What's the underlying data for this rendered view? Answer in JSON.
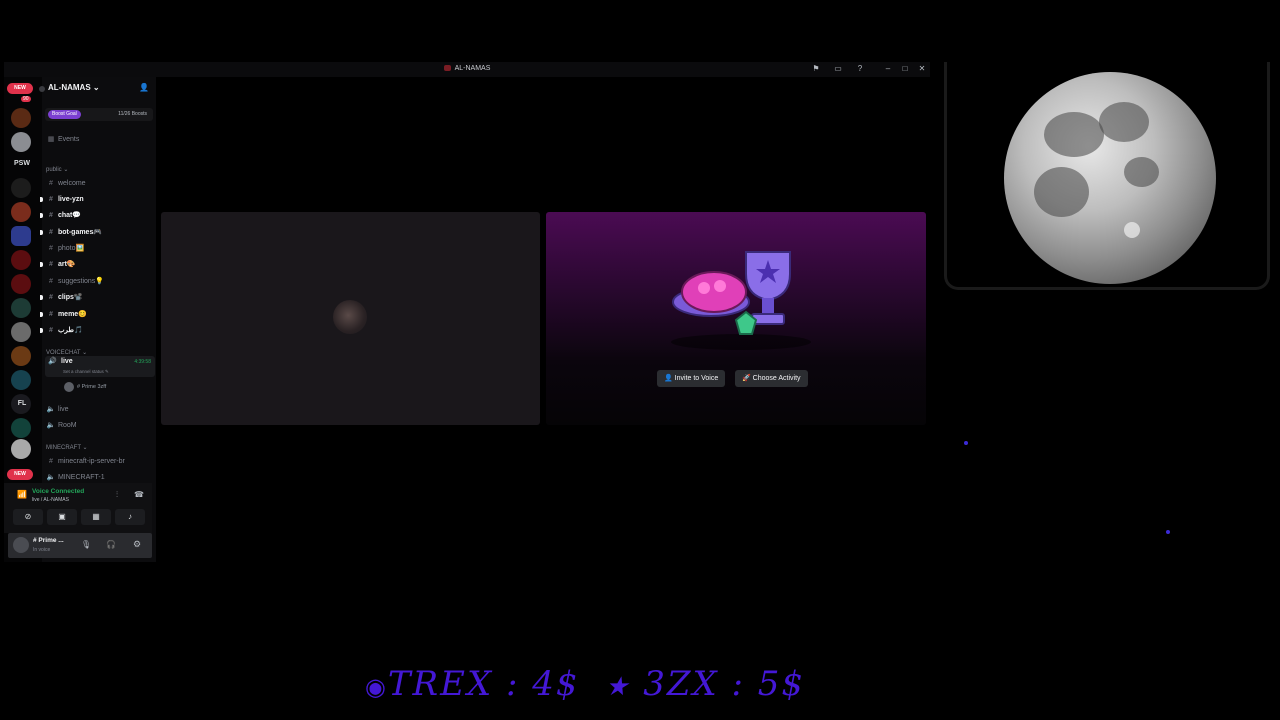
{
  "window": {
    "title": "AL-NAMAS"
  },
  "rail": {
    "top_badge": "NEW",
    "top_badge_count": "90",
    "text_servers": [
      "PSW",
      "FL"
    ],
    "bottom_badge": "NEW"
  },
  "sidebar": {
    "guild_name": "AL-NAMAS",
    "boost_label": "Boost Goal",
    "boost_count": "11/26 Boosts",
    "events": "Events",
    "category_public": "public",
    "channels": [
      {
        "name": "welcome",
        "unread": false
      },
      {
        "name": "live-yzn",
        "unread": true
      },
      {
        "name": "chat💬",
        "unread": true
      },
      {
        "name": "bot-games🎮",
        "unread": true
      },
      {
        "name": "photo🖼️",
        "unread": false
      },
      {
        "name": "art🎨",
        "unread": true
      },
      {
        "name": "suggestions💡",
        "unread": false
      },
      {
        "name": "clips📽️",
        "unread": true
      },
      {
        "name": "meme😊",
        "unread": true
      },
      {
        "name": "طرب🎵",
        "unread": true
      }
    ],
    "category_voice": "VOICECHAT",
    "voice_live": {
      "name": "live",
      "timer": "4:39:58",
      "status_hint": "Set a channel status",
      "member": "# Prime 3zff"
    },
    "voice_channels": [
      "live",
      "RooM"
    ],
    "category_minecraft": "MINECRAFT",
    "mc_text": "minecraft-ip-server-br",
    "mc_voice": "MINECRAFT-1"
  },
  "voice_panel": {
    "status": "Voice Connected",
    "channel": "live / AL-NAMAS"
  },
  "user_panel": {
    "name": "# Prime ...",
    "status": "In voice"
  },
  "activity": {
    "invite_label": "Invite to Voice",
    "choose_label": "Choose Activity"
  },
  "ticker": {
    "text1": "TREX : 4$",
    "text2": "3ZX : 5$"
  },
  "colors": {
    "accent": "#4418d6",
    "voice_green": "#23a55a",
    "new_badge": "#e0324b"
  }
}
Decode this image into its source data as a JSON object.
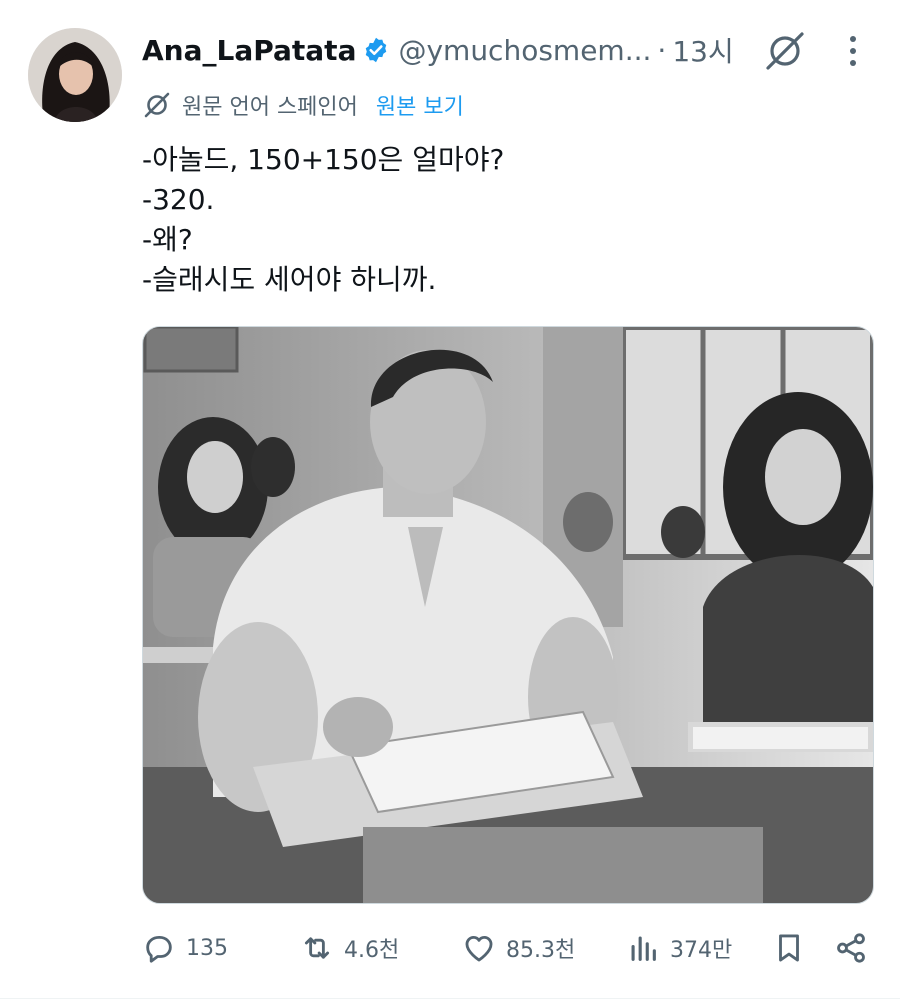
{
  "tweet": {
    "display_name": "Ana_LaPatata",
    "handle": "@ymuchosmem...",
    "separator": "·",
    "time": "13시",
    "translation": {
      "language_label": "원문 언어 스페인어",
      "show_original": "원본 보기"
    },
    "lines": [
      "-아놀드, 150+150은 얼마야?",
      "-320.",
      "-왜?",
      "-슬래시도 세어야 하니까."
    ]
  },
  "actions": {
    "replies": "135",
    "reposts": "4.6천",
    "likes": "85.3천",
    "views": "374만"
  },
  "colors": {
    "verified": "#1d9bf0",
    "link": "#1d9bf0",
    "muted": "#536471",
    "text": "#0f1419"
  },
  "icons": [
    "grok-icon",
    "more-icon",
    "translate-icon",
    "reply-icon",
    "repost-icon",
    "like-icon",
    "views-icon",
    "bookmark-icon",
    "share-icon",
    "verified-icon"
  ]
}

■ **DIRECTIONS**: All preceding records should be duplicated verbatim, images excepted.

■ **EXERCISE ANSWER**:
What's the underlying data for this rendered view? Answer in JSON.
{
  "window": {
    "title": "AL-NAMAS"
  },
  "rail": {
    "top_badge": "NEW",
    "top_badge_count": "90",
    "text_servers": [
      "PSW",
      "FL"
    ],
    "bottom_badge": "NEW"
  },
  "sidebar": {
    "guild_name": "AL-NAMAS",
    "boost_label": "Boost Goal",
    "boost_count": "11/26 Boosts",
    "events": "Events",
    "category_public": "public",
    "channels": [
      {
        "name": "welcome",
        "unread": false
      },
      {
        "name": "live-yzn",
        "unread": true
      },
      {
        "name": "chat💬",
        "unread": true
      },
      {
        "name": "bot-games🎮",
        "unread": true
      },
      {
        "name": "photo🖼️",
        "unread": false
      },
      {
        "name": "art🎨",
        "unread": true
      },
      {
        "name": "suggestions💡",
        "unread": false
      },
      {
        "name": "clips📽️",
        "unread": true
      },
      {
        "name": "meme😊",
        "unread": true
      },
      {
        "name": "طرب🎵",
        "unread": true
      }
    ],
    "category_voice": "VOICECHAT",
    "voice_live": {
      "name": "live",
      "timer": "4:39:58",
      "status_hint": "Set a channel status",
      "member": "# Prime 3zff"
    },
    "voice_channels": [
      "live",
      "RooM"
    ],
    "category_minecraft": "MINECRAFT",
    "mc_text": "minecraft-ip-server-br",
    "mc_voice": "MINECRAFT-1"
  },
  "voice_panel": {
    "status": "Voice Connected",
    "channel": "live / AL-NAMAS"
  },
  "user_panel": {
    "name": "# Prime ...",
    "status": "In voice"
  },
  "activity": {
    "invite_label": "Invite to Voice",
    "choose_label": "Choose Activity"
  },
  "ticker": {
    "text1": "TREX : 4$",
    "text2": "3ZX : 5$"
  },
  "colors": {
    "accent": "#4418d6",
    "voice_green": "#23a55a",
    "new_badge": "#e0324b"
  }
}
Decode this image into its source data as a JSON object.
{
  "tweet": {
    "display_name": "Ana_LaPatata",
    "handle": "@ymuchosmem...",
    "separator": "·",
    "time": "13시",
    "translation": {
      "language_label": "원문 언어 스페인어",
      "show_original": "원본 보기"
    },
    "lines": [
      "-아놀드, 150+150은 얼마야?",
      "-320.",
      "-왜?",
      "-슬래시도 세어야 하니까."
    ]
  },
  "actions": {
    "replies": "135",
    "reposts": "4.6천",
    "likes": "85.3천",
    "views": "374만"
  },
  "colors": {
    "verified": "#1d9bf0",
    "link": "#1d9bf0",
    "muted": "#536471",
    "text": "#0f1419"
  },
  "icons": [
    "grok-icon",
    "more-icon",
    "translate-icon",
    "reply-icon",
    "repost-icon",
    "like-icon",
    "views-icon",
    "bookmark-icon",
    "share-icon",
    "verified-icon"
  ]
}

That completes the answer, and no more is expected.